Give the lines again exactly, from the one holding "Parse this screenshot: output" to the last line of the listing below, both ends included and nothing added.

········

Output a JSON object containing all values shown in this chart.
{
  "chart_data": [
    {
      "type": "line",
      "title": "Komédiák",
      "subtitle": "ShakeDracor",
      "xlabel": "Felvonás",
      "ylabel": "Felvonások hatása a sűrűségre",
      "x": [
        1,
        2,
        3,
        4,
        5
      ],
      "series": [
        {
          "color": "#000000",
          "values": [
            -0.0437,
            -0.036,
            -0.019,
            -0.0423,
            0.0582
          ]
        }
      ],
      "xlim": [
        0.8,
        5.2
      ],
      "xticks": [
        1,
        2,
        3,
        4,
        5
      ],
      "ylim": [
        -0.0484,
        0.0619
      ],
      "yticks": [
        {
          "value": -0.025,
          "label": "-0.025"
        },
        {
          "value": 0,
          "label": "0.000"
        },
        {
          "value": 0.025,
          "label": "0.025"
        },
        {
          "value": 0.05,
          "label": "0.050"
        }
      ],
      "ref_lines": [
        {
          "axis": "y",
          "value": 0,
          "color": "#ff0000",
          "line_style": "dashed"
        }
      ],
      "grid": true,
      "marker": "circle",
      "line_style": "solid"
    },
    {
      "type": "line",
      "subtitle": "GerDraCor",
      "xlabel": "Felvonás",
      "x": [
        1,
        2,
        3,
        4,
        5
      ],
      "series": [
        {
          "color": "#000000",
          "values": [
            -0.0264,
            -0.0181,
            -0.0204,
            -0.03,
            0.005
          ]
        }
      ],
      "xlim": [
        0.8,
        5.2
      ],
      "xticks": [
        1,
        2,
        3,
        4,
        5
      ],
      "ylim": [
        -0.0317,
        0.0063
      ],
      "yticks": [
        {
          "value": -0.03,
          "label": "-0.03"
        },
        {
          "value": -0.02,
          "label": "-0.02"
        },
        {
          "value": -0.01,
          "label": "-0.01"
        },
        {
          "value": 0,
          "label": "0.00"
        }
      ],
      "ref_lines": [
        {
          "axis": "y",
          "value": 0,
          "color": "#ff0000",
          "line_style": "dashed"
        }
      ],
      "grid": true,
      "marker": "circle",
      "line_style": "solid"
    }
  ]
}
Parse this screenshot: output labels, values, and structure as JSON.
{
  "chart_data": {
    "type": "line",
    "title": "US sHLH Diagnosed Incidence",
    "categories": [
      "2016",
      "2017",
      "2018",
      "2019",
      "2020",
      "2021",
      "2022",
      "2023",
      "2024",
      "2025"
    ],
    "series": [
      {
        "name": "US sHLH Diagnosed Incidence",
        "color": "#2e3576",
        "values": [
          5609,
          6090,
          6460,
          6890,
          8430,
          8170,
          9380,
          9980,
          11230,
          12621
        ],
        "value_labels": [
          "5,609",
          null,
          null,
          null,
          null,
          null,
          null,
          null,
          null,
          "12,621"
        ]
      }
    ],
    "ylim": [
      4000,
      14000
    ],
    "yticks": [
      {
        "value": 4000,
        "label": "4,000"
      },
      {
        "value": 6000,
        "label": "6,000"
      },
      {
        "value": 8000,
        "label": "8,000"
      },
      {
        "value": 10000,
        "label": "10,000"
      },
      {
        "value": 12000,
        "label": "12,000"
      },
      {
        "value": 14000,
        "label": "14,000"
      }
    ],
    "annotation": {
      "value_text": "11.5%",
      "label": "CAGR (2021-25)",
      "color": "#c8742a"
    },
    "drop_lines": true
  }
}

········

# Task answer
Parse this screenshot: output labels, values, and structure as JSON.
{
  "chart_data": {
    "type": "line",
    "title": "US sHLH Diagnosed Incidence",
    "categories": [
      "2016",
      "2017",
      "2018",
      "2019",
      "2020",
      "2021",
      "2022",
      "2023",
      "2024",
      "2025"
    ],
    "series": [
      {
        "name": "US sHLH Diagnosed Incidence",
        "color": "#2e3576",
        "values": [
          5609,
          6090,
          6460,
          6890,
          8430,
          8170,
          9380,
          9980,
          11230,
          12621
        ],
        "value_labels": [
          "5,609",
          null,
          null,
          null,
          null,
          null,
          null,
          null,
          null,
          "12,621"
        ]
      }
    ],
    "ylim": [
      4000,
      14000
    ],
    "yticks": [
      {
        "value": 4000,
        "label": "4,000"
      },
      {
        "value": 6000,
        "label": "6,000"
      },
      {
        "value": 8000,
        "label": "8,000"
      },
      {
        "value": 10000,
        "label": "10,000"
      },
      {
        "value": 12000,
        "label": "12,000"
      },
      {
        "value": 14000,
        "label": "14,000"
      }
    ],
    "annotation": {
      "value_text": "11.5%",
      "label": "CAGR (2021-25)",
      "color": "#c8742a"
    },
    "drop_lines": true
  }
}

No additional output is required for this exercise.